WORK INSTRUCTIONS ▸
Search the material for the word "this" and report each line where it turns up.

[Stored dataset items]
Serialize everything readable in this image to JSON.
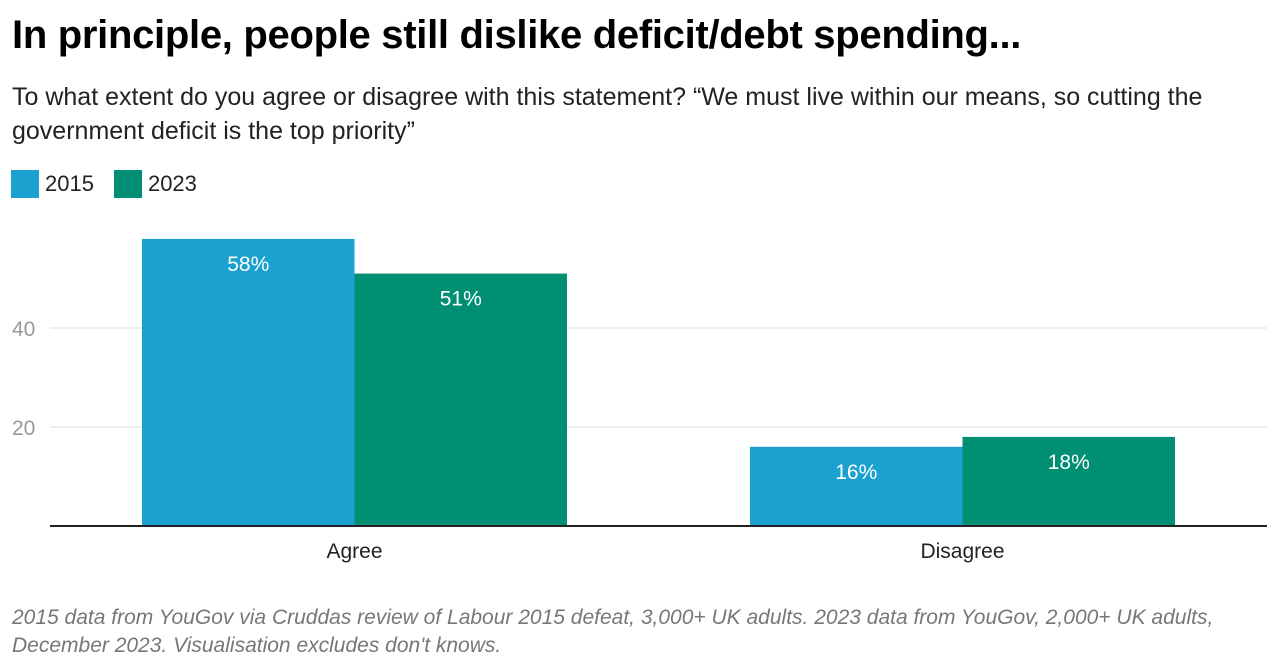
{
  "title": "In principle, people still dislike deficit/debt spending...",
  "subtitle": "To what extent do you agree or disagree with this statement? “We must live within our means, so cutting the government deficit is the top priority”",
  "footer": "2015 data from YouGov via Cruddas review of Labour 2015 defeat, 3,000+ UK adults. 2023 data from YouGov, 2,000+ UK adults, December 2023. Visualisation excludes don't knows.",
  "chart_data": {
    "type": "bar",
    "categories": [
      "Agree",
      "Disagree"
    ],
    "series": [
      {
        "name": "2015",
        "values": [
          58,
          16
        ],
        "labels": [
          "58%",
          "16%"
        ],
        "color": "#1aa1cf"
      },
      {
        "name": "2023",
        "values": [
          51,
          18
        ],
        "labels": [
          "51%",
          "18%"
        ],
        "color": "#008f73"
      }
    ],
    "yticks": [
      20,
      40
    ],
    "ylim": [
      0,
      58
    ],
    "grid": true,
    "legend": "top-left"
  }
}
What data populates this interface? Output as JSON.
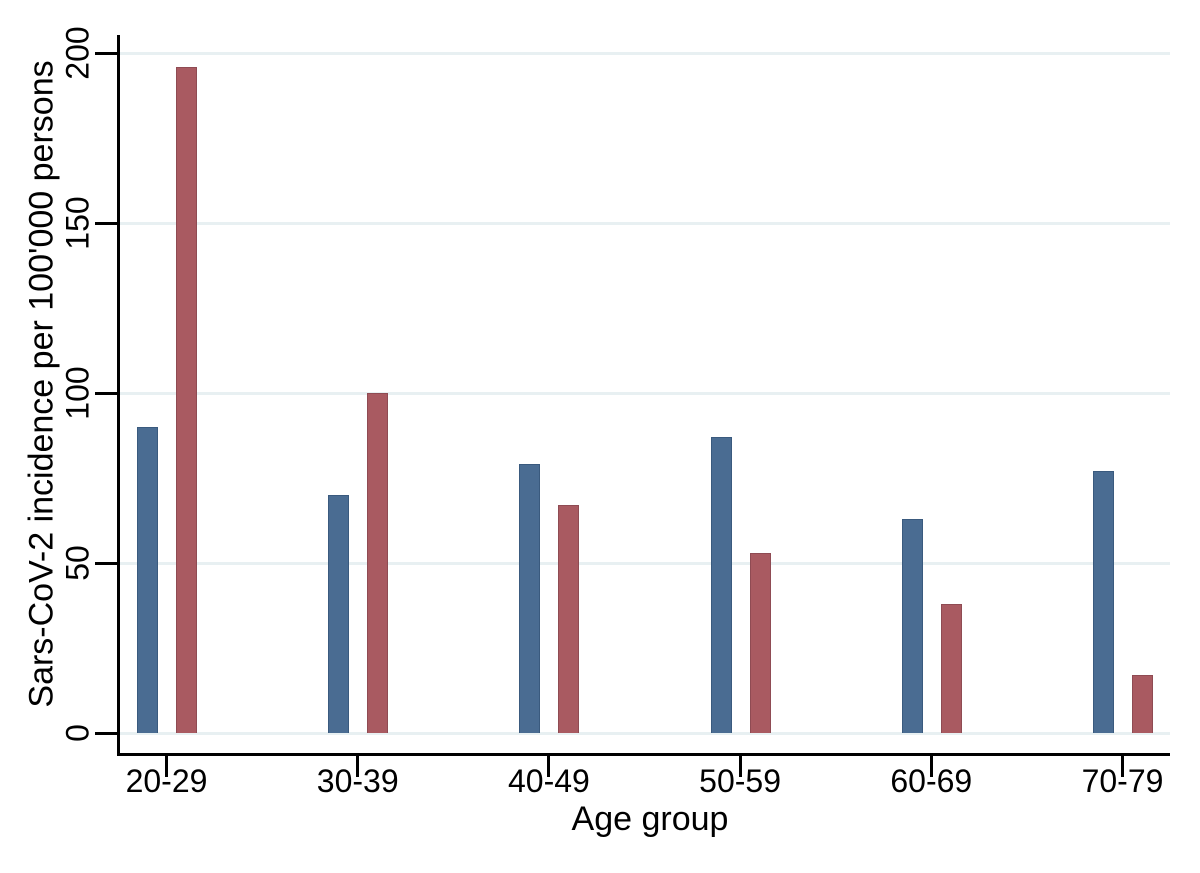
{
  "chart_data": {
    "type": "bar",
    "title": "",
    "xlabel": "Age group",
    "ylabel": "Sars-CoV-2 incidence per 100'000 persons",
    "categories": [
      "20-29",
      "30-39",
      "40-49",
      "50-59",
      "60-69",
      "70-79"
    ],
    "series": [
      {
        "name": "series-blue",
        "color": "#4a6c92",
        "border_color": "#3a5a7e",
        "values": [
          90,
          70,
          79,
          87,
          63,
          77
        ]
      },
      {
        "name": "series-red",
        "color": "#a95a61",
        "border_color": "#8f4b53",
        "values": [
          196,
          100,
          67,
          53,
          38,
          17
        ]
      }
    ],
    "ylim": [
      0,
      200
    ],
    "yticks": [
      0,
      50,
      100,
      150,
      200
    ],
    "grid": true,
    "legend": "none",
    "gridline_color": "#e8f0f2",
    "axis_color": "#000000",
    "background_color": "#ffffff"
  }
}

==

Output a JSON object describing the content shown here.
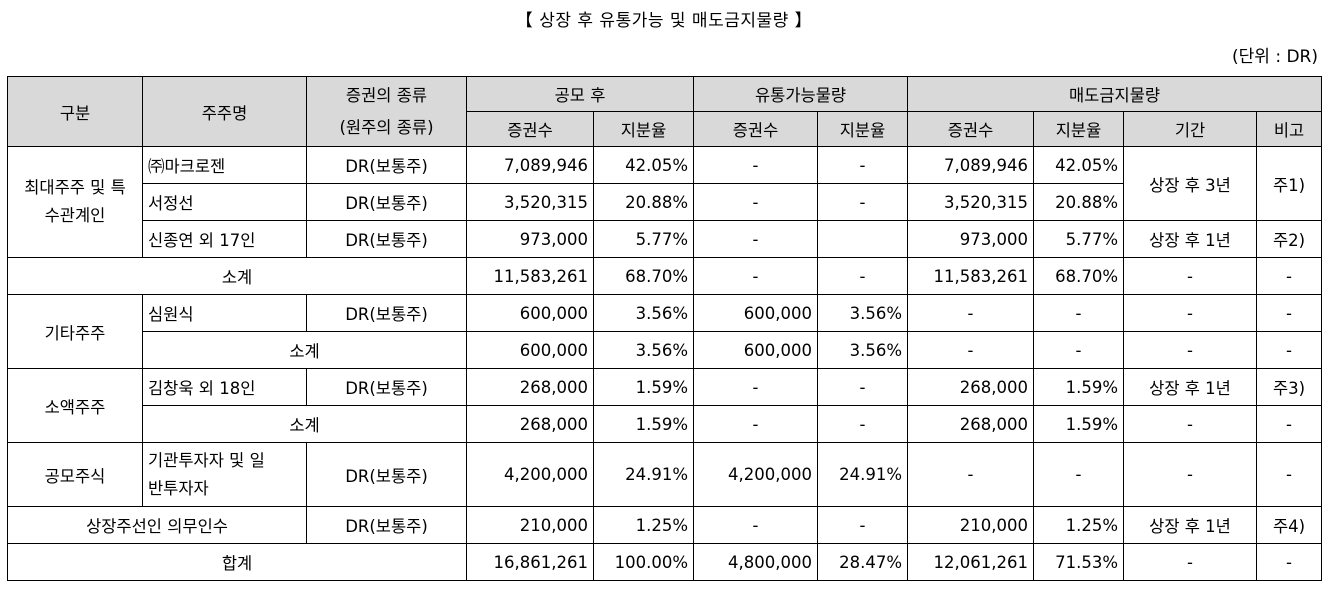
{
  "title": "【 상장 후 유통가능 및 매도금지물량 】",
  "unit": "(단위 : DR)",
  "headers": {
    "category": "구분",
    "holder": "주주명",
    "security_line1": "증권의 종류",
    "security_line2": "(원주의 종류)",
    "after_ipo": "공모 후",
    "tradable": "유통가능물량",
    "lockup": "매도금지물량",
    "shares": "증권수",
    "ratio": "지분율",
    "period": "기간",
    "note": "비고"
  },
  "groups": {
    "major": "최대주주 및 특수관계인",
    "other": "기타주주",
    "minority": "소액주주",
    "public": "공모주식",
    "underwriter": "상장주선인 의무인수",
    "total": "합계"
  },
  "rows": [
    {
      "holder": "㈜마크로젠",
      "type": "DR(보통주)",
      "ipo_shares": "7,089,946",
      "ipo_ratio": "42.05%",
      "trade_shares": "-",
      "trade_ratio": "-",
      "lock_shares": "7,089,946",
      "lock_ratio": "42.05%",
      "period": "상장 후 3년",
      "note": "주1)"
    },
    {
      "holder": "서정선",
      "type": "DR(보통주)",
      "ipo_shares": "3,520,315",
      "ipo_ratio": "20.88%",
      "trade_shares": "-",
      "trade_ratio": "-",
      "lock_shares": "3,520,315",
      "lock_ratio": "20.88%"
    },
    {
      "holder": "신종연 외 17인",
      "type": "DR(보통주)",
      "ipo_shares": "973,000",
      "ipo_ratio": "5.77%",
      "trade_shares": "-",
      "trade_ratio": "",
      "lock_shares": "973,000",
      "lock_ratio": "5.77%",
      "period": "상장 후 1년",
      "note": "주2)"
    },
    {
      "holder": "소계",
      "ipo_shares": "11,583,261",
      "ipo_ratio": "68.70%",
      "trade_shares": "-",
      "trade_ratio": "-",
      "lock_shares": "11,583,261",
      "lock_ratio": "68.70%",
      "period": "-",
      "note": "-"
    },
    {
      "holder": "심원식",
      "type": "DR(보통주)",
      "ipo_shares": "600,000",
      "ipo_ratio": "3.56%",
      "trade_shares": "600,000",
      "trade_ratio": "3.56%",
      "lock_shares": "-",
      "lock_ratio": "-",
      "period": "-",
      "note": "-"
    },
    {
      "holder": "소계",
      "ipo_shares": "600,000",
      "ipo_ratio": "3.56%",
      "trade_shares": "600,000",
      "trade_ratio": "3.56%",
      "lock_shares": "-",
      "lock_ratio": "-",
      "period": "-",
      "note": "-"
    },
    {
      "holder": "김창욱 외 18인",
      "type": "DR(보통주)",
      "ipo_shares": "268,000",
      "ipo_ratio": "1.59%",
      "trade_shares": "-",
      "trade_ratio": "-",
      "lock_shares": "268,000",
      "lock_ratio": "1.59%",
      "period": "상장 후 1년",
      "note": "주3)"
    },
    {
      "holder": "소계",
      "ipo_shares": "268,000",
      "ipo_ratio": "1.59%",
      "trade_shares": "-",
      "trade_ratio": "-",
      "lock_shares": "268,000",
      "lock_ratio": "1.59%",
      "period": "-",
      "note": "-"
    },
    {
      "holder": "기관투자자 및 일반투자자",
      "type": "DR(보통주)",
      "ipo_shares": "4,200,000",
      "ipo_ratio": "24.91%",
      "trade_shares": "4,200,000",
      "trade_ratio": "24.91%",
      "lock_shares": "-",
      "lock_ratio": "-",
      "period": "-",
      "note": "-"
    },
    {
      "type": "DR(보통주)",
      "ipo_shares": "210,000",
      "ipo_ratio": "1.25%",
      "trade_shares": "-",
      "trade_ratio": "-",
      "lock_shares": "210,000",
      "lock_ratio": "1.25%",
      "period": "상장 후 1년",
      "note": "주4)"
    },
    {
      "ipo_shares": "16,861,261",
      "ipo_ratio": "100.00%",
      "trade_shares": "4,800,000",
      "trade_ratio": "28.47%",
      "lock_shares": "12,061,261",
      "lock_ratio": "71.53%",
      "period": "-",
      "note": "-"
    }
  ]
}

OUTPUT ▸
Serialize everything readable in this image to JSON.
  "subtitle": "To what extent do you agree or disagree with this statement? “We must live within our means, so cutting the government deficit is the top priority”",
What data populates this interface? Output as JSON.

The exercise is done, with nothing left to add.